Go through the entries below and collect each line with the string "into" in it.

>> START

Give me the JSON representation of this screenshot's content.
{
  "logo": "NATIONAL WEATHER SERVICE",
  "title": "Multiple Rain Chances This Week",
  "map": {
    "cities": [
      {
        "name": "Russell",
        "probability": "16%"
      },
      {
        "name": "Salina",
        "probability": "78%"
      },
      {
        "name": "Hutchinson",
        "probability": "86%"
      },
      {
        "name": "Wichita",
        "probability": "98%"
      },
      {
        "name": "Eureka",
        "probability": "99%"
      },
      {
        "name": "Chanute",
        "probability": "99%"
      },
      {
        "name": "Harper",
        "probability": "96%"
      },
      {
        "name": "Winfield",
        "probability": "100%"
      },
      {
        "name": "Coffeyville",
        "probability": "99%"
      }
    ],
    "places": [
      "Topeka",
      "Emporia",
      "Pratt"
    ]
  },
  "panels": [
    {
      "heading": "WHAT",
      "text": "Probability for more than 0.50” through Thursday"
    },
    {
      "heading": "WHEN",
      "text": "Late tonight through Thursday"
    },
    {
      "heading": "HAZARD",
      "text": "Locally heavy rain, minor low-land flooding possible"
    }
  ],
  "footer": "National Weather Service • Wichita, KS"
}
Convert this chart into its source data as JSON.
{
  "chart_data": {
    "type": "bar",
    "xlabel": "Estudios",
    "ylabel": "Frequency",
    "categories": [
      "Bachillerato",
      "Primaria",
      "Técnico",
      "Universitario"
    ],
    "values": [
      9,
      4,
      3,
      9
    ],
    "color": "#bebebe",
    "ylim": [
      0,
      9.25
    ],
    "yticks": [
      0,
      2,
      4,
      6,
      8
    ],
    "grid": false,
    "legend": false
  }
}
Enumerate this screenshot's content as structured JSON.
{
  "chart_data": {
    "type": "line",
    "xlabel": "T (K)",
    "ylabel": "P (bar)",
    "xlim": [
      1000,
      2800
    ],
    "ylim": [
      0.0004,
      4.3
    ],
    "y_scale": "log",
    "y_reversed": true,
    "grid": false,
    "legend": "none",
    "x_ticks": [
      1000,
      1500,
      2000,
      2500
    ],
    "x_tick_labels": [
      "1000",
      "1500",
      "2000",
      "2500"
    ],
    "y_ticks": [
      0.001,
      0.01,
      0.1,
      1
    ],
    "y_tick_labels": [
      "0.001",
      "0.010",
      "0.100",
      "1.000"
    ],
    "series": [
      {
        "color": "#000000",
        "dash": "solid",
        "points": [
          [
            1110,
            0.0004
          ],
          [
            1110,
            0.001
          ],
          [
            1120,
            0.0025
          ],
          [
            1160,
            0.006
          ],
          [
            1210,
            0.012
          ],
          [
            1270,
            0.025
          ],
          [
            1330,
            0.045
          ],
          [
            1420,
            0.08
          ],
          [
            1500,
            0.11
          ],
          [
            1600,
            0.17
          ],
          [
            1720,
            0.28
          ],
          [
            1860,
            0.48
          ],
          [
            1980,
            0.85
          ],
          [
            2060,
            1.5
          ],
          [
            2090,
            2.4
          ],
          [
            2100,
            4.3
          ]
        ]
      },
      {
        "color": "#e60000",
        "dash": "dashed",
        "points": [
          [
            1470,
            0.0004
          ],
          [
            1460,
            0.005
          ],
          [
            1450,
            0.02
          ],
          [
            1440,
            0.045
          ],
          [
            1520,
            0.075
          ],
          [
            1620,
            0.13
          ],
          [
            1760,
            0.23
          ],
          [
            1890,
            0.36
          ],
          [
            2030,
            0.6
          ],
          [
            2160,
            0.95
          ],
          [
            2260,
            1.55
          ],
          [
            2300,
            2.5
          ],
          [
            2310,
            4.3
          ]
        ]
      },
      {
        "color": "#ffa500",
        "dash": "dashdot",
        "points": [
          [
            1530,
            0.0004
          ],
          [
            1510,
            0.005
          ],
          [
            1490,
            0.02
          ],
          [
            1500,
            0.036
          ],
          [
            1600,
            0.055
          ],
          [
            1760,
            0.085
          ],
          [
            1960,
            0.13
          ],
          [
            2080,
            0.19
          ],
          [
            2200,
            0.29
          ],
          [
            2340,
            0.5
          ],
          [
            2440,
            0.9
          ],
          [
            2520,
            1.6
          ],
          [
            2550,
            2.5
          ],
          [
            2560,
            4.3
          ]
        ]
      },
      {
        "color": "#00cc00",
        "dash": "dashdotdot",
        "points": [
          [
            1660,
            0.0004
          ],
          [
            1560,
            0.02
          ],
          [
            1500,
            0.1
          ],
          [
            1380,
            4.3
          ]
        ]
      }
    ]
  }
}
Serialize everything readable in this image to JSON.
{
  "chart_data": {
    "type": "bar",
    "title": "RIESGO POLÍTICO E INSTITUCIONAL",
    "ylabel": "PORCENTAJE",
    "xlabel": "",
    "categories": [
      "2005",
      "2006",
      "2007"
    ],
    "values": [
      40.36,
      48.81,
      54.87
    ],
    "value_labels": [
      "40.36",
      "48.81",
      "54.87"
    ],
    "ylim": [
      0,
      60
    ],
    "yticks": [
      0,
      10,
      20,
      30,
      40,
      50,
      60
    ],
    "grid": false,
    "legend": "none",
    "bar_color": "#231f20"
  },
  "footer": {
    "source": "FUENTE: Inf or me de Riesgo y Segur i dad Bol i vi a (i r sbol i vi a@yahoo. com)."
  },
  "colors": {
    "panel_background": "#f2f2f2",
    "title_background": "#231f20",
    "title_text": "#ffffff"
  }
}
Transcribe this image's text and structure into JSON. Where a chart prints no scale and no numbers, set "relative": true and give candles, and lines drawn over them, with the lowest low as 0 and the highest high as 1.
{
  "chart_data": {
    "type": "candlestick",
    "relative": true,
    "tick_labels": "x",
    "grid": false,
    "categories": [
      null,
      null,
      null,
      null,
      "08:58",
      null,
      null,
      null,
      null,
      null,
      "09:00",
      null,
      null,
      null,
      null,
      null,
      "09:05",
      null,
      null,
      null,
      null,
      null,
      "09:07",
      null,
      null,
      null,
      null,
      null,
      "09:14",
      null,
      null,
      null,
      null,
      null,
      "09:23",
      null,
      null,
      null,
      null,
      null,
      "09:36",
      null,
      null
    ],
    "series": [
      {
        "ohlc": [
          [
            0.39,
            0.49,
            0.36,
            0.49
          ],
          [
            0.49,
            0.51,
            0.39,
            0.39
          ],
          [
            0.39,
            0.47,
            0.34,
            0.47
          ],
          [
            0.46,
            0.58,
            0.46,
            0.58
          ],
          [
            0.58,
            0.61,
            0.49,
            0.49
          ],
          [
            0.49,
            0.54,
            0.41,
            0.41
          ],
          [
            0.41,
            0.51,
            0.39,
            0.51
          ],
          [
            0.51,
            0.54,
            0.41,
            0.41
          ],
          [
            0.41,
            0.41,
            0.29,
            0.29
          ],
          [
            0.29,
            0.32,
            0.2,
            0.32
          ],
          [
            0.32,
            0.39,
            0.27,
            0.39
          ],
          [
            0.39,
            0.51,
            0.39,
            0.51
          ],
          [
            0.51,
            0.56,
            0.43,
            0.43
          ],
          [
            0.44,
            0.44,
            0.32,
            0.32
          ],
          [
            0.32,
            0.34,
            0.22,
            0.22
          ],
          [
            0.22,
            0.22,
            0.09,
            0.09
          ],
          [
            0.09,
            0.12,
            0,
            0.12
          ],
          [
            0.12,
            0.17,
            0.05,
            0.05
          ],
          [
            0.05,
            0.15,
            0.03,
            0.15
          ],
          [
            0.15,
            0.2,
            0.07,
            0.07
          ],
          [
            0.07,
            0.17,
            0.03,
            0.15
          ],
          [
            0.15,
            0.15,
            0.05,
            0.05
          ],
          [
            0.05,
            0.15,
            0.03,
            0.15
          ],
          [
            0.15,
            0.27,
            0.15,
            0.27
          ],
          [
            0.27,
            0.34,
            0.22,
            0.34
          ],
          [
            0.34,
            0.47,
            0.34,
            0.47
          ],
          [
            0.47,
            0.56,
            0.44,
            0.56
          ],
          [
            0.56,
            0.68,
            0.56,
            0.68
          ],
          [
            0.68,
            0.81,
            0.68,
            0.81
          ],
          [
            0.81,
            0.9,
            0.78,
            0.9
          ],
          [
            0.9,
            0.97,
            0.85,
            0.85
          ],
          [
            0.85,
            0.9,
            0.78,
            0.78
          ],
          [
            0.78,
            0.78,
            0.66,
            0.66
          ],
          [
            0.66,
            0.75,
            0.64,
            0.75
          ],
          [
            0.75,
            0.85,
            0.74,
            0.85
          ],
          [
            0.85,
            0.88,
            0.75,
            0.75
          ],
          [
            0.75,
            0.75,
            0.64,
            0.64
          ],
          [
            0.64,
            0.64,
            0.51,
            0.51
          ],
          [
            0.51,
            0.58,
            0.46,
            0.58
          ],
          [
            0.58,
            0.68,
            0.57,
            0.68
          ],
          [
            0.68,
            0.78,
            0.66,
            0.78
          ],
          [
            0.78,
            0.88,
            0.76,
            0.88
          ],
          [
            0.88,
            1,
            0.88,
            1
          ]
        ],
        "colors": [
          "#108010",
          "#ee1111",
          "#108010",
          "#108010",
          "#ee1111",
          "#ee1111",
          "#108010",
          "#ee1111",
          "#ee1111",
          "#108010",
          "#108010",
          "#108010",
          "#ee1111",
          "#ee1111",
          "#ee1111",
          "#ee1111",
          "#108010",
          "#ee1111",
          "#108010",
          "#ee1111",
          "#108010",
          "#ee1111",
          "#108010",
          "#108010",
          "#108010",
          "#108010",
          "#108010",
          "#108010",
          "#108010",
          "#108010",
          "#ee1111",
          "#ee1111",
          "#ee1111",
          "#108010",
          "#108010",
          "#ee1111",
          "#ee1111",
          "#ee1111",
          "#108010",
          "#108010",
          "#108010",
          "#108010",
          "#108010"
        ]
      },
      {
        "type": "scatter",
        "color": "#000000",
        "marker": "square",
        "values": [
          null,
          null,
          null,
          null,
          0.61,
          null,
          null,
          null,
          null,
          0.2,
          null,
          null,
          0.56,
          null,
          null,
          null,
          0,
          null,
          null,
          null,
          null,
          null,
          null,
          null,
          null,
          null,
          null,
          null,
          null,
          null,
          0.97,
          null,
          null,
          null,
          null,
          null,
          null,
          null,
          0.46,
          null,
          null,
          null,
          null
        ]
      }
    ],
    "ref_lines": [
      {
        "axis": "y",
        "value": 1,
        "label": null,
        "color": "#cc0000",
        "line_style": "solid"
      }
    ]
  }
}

>> END

### Task response
Convert this chart into its source data as JSON.
Transcribe this image's text and structure into JSON. Where a chart prints no scale and no numbers, set "relative": true and give candles, and lines drawn over them, with the lowest low as 0 and the highest high as 1.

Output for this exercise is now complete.